_Raw records:_
════════
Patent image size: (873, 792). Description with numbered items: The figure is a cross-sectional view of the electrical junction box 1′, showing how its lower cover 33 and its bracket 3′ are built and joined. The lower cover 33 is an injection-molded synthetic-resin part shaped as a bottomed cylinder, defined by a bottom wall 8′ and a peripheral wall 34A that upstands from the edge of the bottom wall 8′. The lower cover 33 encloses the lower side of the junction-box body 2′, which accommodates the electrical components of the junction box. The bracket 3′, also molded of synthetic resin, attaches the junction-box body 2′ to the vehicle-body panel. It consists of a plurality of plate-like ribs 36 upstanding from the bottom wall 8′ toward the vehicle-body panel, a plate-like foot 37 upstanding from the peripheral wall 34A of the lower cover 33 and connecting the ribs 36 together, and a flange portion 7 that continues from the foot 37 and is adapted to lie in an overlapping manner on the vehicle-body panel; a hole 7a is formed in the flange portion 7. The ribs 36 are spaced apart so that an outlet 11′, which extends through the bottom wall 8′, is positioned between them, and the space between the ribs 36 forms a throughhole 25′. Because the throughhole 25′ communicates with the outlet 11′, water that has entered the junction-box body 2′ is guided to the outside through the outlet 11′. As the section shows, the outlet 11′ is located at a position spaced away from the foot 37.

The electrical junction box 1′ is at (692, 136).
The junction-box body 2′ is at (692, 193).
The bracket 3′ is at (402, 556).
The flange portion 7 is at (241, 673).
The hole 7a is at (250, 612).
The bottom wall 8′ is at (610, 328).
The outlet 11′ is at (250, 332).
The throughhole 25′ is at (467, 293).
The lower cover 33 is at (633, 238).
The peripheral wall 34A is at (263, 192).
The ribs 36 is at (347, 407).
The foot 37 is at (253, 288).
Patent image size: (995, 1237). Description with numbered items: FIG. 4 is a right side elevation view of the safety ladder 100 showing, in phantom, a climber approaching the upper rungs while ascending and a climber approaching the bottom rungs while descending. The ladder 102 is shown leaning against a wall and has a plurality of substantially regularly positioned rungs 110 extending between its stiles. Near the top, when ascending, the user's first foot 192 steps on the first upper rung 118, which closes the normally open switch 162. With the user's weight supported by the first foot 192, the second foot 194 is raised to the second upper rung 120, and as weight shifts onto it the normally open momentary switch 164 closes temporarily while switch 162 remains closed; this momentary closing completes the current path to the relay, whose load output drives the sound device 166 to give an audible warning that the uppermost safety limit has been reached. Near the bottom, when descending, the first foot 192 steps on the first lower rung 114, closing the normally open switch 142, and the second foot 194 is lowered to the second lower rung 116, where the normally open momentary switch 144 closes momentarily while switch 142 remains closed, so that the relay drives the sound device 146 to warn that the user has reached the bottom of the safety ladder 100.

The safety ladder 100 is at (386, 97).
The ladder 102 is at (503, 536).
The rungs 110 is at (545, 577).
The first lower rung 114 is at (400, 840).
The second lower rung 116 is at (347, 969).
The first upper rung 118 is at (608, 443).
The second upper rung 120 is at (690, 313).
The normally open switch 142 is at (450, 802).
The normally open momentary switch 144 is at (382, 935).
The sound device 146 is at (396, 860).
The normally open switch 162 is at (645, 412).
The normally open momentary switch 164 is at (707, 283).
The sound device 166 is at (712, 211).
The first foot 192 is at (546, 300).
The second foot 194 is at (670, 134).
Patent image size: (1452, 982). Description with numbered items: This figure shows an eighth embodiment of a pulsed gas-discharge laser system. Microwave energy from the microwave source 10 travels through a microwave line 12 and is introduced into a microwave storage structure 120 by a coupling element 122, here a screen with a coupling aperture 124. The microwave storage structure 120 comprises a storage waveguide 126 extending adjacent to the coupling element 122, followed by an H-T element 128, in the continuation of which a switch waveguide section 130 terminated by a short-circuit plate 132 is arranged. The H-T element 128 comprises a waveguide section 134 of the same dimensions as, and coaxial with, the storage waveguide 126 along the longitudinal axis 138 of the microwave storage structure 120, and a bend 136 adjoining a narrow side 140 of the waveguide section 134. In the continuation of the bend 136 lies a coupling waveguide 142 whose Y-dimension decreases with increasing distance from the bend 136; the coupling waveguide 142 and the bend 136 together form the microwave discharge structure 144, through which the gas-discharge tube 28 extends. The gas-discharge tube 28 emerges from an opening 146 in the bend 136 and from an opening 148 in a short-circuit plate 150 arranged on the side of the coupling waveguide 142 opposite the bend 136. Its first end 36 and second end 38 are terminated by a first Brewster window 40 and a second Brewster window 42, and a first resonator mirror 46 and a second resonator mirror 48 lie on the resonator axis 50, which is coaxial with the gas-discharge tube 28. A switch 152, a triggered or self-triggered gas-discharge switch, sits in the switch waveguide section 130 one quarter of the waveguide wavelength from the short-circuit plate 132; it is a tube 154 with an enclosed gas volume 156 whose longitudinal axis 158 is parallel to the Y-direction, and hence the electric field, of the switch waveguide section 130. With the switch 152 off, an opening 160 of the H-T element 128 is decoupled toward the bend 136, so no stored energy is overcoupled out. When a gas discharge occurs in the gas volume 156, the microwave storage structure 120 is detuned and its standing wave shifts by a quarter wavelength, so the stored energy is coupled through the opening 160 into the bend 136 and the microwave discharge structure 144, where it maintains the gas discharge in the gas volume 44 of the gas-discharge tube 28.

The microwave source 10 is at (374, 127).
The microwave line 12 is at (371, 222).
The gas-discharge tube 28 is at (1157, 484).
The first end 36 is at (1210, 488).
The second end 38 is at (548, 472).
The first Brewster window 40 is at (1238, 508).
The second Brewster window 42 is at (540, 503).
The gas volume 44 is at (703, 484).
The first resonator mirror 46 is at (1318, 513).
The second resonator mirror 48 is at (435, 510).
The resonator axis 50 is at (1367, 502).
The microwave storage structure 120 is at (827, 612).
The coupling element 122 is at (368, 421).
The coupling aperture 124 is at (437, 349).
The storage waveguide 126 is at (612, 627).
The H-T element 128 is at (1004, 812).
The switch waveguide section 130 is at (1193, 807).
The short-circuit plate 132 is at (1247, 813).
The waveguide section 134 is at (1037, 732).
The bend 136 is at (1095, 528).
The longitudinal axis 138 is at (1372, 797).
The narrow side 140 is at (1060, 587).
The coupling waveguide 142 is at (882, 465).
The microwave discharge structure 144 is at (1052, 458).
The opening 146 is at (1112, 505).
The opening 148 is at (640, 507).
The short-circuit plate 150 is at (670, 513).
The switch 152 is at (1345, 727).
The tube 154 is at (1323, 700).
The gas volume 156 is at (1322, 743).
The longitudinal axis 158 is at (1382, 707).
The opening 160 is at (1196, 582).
════════
_Given task:_ Rewrite the listing, replacing every "Patent image size" with "Drawing dimensions" and leaving everything else unchanged.

_The output:_
Drawing dimensions: (873, 792). Description with numbered items: The figure is a cross-sectional view of the electrical junction box 1′, showing how its lower cover 33 and its bracket 3′ are built and joined. The lower cover 33 is an injection-molded synthetic-resin part shaped as a bottomed cylinder, defined by a bottom wall 8′ and a peripheral wall 34A that upstands from the edge of the bottom wall 8′. The lower cover 33 encloses the lower side of the junction-box body 2′, which accommodates the electrical components of the junction box. The bracket 3′, also molded of synthetic resin, attaches the junction-box body 2′ to the vehicle-body panel. It consists of a plurality of plate-like ribs 36 upstanding from the bottom wall 8′ toward the vehicle-body panel, a plate-like foot 37 upstanding from the peripheral wall 34A of the lower cover 33 and connecting the ribs 36 together, and a flange portion 7 that continues from the foot 37 and is adapted to lie in an overlapping manner on the vehicle-body panel; a hole 7a is formed in the flange portion 7. The ribs 36 are spaced apart so that an outlet 11′, which extends through the bottom wall 8′, is positioned between them, and the space between the ribs 36 forms a throughhole 25′. Because the throughhole 25′ communicates with the outlet 11′, water that has entered the junction-box body 2′ is guided to the outside through the outlet 11′. As the section shows, the outlet 11′ is located at a position spaced away from the foot 37.

The electrical junction box 1′ is at (692, 136).
The junction-box body 2′ is at (692, 193).
The bracket 3′ is at (402, 556).
The flange portion 7 is at (241, 673).
The hole 7a is at (250, 612).
The bottom wall 8′ is at (610, 328).
The outlet 11′ is at (250, 332).
The throughhole 25′ is at (467, 293).
The lower cover 33 is at (633, 238).
The peripheral wall 34A is at (263, 192).
The ribs 36 is at (347, 407).
The foot 37 is at (253, 288).
Drawing dimensions: (995, 1237). Description with numbered items: FIG. 4 is a right side elevation view of the safety ladder 100 showing, in phantom, a climber approaching the upper rungs while ascending and a climber approaching the bottom rungs while descending. The ladder 102 is shown leaning against a wall and has a plurality of substantially regularly positioned rungs 110 extending between its stiles. Near the top, when ascending, the user's first foot 192 steps on the first upper rung 118, which closes the normally open switch 162. With the user's weight supported by the first foot 192, the second foot 194 is raised to the second upper rung 120, and as weight shifts onto it the normally open momentary switch 164 closes temporarily while switch 162 remains closed; this momentary closing completes the current path to the relay, whose load output drives the sound device 166 to give an audible warning that the uppermost safety limit has been reached. Near the bottom, when descending, the first foot 192 steps on the first lower rung 114, closing the normally open switch 142, and the second foot 194 is lowered to the second lower rung 116, where the normally open momentary switch 144 closes momentarily while switch 142 remains closed, so that the relay drives the sound device 146 to warn that the user has reached the bottom of the safety ladder 100.

The safety ladder 100 is at (386, 97).
The ladder 102 is at (503, 536).
The rungs 110 is at (545, 577).
The first lower rung 114 is at (400, 840).
The second lower rung 116 is at (347, 969).
The first upper rung 118 is at (608, 443).
The second upper rung 120 is at (690, 313).
The normally open switch 142 is at (450, 802).
The normally open momentary switch 144 is at (382, 935).
The sound device 146 is at (396, 860).
The normally open switch 162 is at (645, 412).
The normally open momentary switch 164 is at (707, 283).
The sound device 166 is at (712, 211).
The first foot 192 is at (546, 300).
The second foot 194 is at (670, 134).
Drawing dimensions: (1452, 982). Description with numbered items: This figure shows an eighth embodiment of a pulsed gas-discharge laser system. Microwave energy from the microwave source 10 travels through a microwave line 12 and is introduced into a microwave storage structure 120 by a coupling element 122, here a screen with a coupling aperture 124. The microwave storage structure 120 comprises a storage waveguide 126 extending adjacent to the coupling element 122, followed by an H-T element 128, in the continuation of which a switch waveguide section 130 terminated by a short-circuit plate 132 is arranged. The H-T element 128 comprises a waveguide section 134 of the same dimensions as, and coaxial with, the storage waveguide 126 along the longitudinal axis 138 of the microwave storage structure 120, and a bend 136 adjoining a narrow side 140 of the waveguide section 134. In the continuation of the bend 136 lies a coupling waveguide 142 whose Y-dimension decreases with increasing distance from the bend 136; the coupling waveguide 142 and the bend 136 together form the microwave discharge structure 144, through which the gas-discharge tube 28 extends. The gas-discharge tube 28 emerges from an opening 146 in the bend 136 and from an opening 148 in a short-circuit plate 150 arranged on the side of the coupling waveguide 142 opposite the bend 136. Its first end 36 and second end 38 are terminated by a first Brewster window 40 and a second Brewster window 42, and a first resonator mirror 46 and a second resonator mirror 48 lie on the resonator axis 50, which is coaxial with the gas-discharge tube 28. A switch 152, a triggered or self-triggered gas-discharge switch, sits in the switch waveguide section 130 one quarter of the waveguide wavelength from the short-circuit plate 132; it is a tube 154 with an enclosed gas volume 156 whose longitudinal axis 158 is parallel to the Y-direction, and hence the electric field, of the switch waveguide section 130. With the switch 152 off, an opening 160 of the H-T element 128 is decoupled toward the bend 136, so no stored energy is overcoupled out. When a gas discharge occurs in the gas volume 156, the microwave storage structure 120 is detuned and its standing wave shifts by a quarter wavelength, so the stored energy is coupled through the opening 160 into the bend 136 and the microwave discharge structure 144, where it maintains the gas discharge in the gas volume 44 of the gas-discharge tube 28.

The microwave source 10 is at (374, 127).
The microwave line 12 is at (371, 222).
The gas-discharge tube 28 is at (1157, 484).
The first end 36 is at (1210, 488).
The second end 38 is at (548, 472).
The first Brewster window 40 is at (1238, 508).
The second Brewster window 42 is at (540, 503).
The gas volume 44 is at (703, 484).
The first resonator mirror 46 is at (1318, 513).
The second resonator mirror 48 is at (435, 510).
The resonator axis 50 is at (1367, 502).
The microwave storage structure 120 is at (827, 612).
The coupling element 122 is at (368, 421).
The coupling aperture 124 is at (437, 349).
The storage waveguide 126 is at (612, 627).
The H-T element 128 is at (1004, 812).
The switch waveguide section 130 is at (1193, 807).
The short-circuit plate 132 is at (1247, 813).
The waveguide section 134 is at (1037, 732).
The bend 136 is at (1095, 528).
The longitudinal axis 138 is at (1372, 797).
The narrow side 140 is at (1060, 587).
The coupling waveguide 142 is at (882, 465).
The microwave discharge structure 144 is at (1052, 458).
The opening 146 is at (1112, 505).
The opening 148 is at (640, 507).
The short-circuit plate 150 is at (670, 513).
The switch 152 is at (1345, 727).
The tube 154 is at (1323, 700).
The gas volume 156 is at (1322, 743).
The longitudinal axis 158 is at (1382, 707).
The opening 160 is at (1196, 582).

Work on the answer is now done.